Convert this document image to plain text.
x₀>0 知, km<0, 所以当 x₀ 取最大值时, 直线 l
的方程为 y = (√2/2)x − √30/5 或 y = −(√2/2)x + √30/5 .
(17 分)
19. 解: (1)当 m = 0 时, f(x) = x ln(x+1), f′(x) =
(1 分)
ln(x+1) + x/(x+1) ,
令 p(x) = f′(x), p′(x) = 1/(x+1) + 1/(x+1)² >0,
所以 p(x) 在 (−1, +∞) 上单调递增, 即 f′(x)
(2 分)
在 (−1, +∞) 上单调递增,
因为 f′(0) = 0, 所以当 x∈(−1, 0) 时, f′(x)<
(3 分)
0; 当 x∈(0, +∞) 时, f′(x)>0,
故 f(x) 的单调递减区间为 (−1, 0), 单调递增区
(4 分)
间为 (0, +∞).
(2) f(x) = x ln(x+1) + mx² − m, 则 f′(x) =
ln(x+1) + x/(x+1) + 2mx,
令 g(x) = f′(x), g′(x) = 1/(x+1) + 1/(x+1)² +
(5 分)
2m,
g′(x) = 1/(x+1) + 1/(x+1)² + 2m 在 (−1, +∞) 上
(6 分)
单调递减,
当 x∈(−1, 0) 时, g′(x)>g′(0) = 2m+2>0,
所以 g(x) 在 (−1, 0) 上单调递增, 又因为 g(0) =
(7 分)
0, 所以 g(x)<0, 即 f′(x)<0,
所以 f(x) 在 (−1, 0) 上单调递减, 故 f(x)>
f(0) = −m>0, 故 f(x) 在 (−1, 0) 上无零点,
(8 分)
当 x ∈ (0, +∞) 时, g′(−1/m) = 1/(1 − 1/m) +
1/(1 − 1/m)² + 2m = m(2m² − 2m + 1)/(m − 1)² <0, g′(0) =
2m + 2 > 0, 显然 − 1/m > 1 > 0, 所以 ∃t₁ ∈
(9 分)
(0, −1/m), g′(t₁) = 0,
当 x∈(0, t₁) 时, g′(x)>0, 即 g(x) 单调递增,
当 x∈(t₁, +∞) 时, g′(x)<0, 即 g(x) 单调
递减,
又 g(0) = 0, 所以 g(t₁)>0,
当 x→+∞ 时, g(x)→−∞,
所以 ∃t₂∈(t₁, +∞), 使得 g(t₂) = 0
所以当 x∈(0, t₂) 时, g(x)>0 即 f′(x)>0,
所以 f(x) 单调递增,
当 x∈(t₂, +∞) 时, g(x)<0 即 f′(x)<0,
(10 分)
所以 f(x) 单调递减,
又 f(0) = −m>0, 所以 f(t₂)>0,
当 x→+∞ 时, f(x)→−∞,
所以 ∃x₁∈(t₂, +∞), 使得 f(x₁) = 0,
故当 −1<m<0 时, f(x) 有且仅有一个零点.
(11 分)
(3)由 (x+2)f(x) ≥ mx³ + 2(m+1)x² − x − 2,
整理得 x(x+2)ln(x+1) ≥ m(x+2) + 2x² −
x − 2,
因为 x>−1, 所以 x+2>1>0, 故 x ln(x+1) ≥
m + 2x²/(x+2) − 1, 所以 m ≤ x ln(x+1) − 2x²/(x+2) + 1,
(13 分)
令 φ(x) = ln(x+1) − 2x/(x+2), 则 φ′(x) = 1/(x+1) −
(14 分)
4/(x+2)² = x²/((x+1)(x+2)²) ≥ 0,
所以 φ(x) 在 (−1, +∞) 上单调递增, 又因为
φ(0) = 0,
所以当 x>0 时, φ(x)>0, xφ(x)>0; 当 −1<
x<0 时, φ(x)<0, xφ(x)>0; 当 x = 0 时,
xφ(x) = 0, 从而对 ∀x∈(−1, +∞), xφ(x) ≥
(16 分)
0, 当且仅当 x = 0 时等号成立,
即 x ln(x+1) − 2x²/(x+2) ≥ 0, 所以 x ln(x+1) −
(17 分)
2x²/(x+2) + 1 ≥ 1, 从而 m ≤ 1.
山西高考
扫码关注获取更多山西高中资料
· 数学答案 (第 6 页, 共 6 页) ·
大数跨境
•••
**WORK TO COMPLETE**
Go through the listing and copy all of it exactly.

**SOLUTION FOR THIS PROBLEM**
Convert this document image to plain text.
x₀>0 知, km<0, 所以当 x₀ 取最大值时, 直线 l
的方程为 y = (√2/2)x − √30/5 或 y = −(√2/2)x + √30/5 .
(17 分)
19. 解: (1)当 m = 0 时, f(x) = x ln(x+1), f′(x) =
(1 分)
ln(x+1) + x/(x+1) ,
令 p(x) = f′(x), p′(x) = 1/(x+1) + 1/(x+1)² >0,
所以 p(x) 在 (−1, +∞) 上单调递增, 即 f′(x)
(2 分)
在 (−1, +∞) 上单调递增,
因为 f′(0) = 0, 所以当 x∈(−1, 0) 时, f′(x)<
(3 分)
0; 当 x∈(0, +∞) 时, f′(x)>0,
故 f(x) 的单调递减区间为 (−1, 0), 单调递增区
(4 分)
间为 (0, +∞).
(2) f(x) = x ln(x+1) + mx² − m, 则 f′(x) =
ln(x+1) + x/(x+1) + 2mx,
令 g(x) = f′(x), g′(x) = 1/(x+1) + 1/(x+1)² +
(5 分)
2m,
g′(x) = 1/(x+1) + 1/(x+1)² + 2m 在 (−1, +∞) 上
(6 分)
单调递减,
当 x∈(−1, 0) 时, g′(x)>g′(0) = 2m+2>0,
所以 g(x) 在 (−1, 0) 上单调递增, 又因为 g(0) =
(7 分)
0, 所以 g(x)<0, 即 f′(x)<0,
所以 f(x) 在 (−1, 0) 上单调递减, 故 f(x)>
f(0) = −m>0, 故 f(x) 在 (−1, 0) 上无零点,
(8 分)
当 x ∈ (0, +∞) 时, g′(−1/m) = 1/(1 − 1/m) +
1/(1 − 1/m)² + 2m = m(2m² − 2m + 1)/(m − 1)² <0, g′(0) =
2m + 2 > 0, 显然 − 1/m > 1 > 0, 所以 ∃t₁ ∈
(9 分)
(0, −1/m), g′(t₁) = 0,
当 x∈(0, t₁) 时, g′(x)>0, 即 g(x) 单调递增,
当 x∈(t₁, +∞) 时, g′(x)<0, 即 g(x) 单调
递减,
又 g(0) = 0, 所以 g(t₁)>0,
当 x→+∞ 时, g(x)→−∞,
所以 ∃t₂∈(t₁, +∞), 使得 g(t₂) = 0
所以当 x∈(0, t₂) 时, g(x)>0 即 f′(x)>0,
所以 f(x) 单调递增,
当 x∈(t₂, +∞) 时, g(x)<0 即 f′(x)<0,
(10 分)
所以 f(x) 单调递减,
又 f(0) = −m>0, 所以 f(t₂)>0,
当 x→+∞ 时, f(x)→−∞,
所以 ∃x₁∈(t₂, +∞), 使得 f(x₁) = 0,
故当 −1<m<0 时, f(x) 有且仅有一个零点.
(11 分)
(3)由 (x+2)f(x) ≥ mx³ + 2(m+1)x² − x − 2,
整理得 x(x+2)ln(x+1) ≥ m(x+2) + 2x² −
x − 2,
因为 x>−1, 所以 x+2>1>0, 故 x ln(x+1) ≥
m + 2x²/(x+2) − 1, 所以 m ≤ x ln(x+1) − 2x²/(x+2) + 1,
(13 分)
令 φ(x) = ln(x+1) − 2x/(x+2), 则 φ′(x) = 1/(x+1) −
(14 分)
4/(x+2)² = x²/((x+1)(x+2)²) ≥ 0,
所以 φ(x) 在 (−1, +∞) 上单调递增, 又因为
φ(0) = 0,
所以当 x>0 时, φ(x)>0, xφ(x)>0; 当 −1<
x<0 时, φ(x)<0, xφ(x)>0; 当 x = 0 时,
xφ(x) = 0, 从而对 ∀x∈(−1, +∞), xφ(x) ≥
(16 分)
0, 当且仅当 x = 0 时等号成立,
即 x ln(x+1) − 2x²/(x+2) ≥ 0, 所以 x ln(x+1) −
(17 分)
2x²/(x+2) + 1 ≥ 1, 从而 m ≤ 1.
山西高考
扫码关注获取更多山西高中资料
· 数学答案 (第 6 页, 共 6 页) ·
大数跨境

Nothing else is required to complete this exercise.